**WORK REQUIRED:**
Return all the data, word for word.

---------- RECORDED INFORMATION ----------

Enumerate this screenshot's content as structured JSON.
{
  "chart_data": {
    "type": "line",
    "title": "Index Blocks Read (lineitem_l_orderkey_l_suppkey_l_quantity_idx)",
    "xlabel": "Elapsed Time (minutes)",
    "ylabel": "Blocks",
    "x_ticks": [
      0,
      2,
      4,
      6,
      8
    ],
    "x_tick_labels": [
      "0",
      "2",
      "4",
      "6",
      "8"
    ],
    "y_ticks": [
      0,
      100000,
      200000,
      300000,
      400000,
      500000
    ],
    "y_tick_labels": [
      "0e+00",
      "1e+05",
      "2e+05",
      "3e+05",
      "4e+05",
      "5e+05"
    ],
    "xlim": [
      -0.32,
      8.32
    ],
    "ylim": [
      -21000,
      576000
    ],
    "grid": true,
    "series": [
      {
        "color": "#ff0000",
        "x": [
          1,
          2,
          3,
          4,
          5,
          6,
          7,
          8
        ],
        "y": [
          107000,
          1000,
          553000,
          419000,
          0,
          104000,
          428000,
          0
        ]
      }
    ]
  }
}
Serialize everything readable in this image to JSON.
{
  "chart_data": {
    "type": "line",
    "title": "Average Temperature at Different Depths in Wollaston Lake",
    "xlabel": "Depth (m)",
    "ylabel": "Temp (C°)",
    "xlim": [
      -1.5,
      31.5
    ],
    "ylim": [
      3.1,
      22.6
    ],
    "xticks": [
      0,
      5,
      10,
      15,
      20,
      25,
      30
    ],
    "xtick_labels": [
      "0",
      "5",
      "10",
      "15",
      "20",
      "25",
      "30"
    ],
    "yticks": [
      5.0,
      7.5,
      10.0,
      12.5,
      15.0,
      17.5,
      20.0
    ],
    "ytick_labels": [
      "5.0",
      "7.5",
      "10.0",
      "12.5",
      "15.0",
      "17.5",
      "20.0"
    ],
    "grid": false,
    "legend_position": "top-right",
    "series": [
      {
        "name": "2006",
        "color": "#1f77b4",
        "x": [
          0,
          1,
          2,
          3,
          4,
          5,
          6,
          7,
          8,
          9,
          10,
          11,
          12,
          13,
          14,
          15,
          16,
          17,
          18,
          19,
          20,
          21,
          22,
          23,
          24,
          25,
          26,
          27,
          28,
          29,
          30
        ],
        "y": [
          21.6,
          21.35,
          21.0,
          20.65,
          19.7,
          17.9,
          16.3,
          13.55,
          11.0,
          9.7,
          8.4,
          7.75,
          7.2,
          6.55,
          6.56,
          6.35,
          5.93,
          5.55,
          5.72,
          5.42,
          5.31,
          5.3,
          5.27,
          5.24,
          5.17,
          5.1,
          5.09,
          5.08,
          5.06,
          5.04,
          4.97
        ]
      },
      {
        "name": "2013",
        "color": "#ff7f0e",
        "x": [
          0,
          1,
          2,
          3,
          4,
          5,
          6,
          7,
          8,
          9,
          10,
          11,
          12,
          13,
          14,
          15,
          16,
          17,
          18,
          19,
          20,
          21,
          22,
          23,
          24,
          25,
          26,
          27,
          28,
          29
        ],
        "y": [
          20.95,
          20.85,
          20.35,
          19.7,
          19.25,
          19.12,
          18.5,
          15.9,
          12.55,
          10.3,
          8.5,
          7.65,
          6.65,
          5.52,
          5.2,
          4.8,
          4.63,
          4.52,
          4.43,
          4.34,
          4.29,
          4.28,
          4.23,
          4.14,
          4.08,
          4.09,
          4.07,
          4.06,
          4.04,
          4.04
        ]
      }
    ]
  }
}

----------

**SOLUTION FOR THIS PROBLEM:**
Enumerate this screenshot's content as structured JSON.
{
  "chart_data": {
    "type": "line",
    "title": "Index Blocks Read (lineitem_l_orderkey_l_suppkey_l_quantity_idx)",
    "xlabel": "Elapsed Time (minutes)",
    "ylabel": "Blocks",
    "x_ticks": [
      0,
      2,
      4,
      6,
      8
    ],
    "x_tick_labels": [
      "0",
      "2",
      "4",
      "6",
      "8"
    ],
    "y_ticks": [
      0,
      100000,
      200000,
      300000,
      400000,
      500000
    ],
    "y_tick_labels": [
      "0e+00",
      "1e+05",
      "2e+05",
      "3e+05",
      "4e+05",
      "5e+05"
    ],
    "xlim": [
      -0.32,
      8.32
    ],
    "ylim": [
      -21000,
      576000
    ],
    "grid": true,
    "series": [
      {
        "color": "#ff0000",
        "x": [
          1,
          2,
          3,
          4,
          5,
          6,
          7,
          8
        ],
        "y": [
          107000,
          1000,
          553000,
          419000,
          0,
          104000,
          428000,
          0
        ]
      }
    ]
  }
}
Serialize everything readable in this image to JSON.
{
  "chart_data": {
    "type": "line",
    "title": "Average Temperature at Different Depths in Wollaston Lake",
    "xlabel": "Depth (m)",
    "ylabel": "Temp (C°)",
    "xlim": [
      -1.5,
      31.5
    ],
    "ylim": [
      3.1,
      22.6
    ],
    "xticks": [
      0,
      5,
      10,
      15,
      20,
      25,
      30
    ],
    "xtick_labels": [
      "0",
      "5",
      "10",
      "15",
      "20",
      "25",
      "30"
    ],
    "yticks": [
      5.0,
      7.5,
      10.0,
      12.5,
      15.0,
      17.5,
      20.0
    ],
    "ytick_labels": [
      "5.0",
      "7.5",
      "10.0",
      "12.5",
      "15.0",
      "17.5",
      "20.0"
    ],
    "grid": false,
    "legend_position": "top-right",
    "series": [
      {
        "name": "2006",
        "color": "#1f77b4",
        "x": [
          0,
          1,
          2,
          3,
          4,
          5,
          6,
          7,
          8,
          9,
          10,
          11,
          12,
          13,
          14,
          15,
          16,
          17,
          18,
          19,
          20,
          21,
          22,
          23,
          24,
          25,
          26,
          27,
          28,
          29,
          30
        ],
        "y": [
          21.6,
          21.35,
          21.0,
          20.65,
          19.7,
          17.9,
          16.3,
          13.55,
          11.0,
          9.7,
          8.4,
          7.75,
          7.2,
          6.55,
          6.56,
          6.35,
          5.93,
          5.55,
          5.72,
          5.42,
          5.31,
          5.3,
          5.27,
          5.24,
          5.17,
          5.1,
          5.09,
          5.08,
          5.06,
          5.04,
          4.97
        ]
      },
      {
        "name": "2013",
        "color": "#ff7f0e",
        "x": [
          0,
          1,
          2,
          3,
          4,
          5,
          6,
          7,
          8,
          9,
          10,
          11,
          12,
          13,
          14,
          15,
          16,
          17,
          18,
          19,
          20,
          21,
          22,
          23,
          24,
          25,
          26,
          27,
          28,
          29
        ],
        "y": [
          20.95,
          20.85,
          20.35,
          19.7,
          19.25,
          19.12,
          18.5,
          15.9,
          12.55,
          10.3,
          8.5,
          7.65,
          6.65,
          5.52,
          5.2,
          4.8,
          4.63,
          4.52,
          4.43,
          4.34,
          4.29,
          4.28,
          4.23,
          4.14,
          4.08,
          4.09,
          4.07,
          4.06,
          4.04,
          4.04
        ]
      }
    ]
  }
}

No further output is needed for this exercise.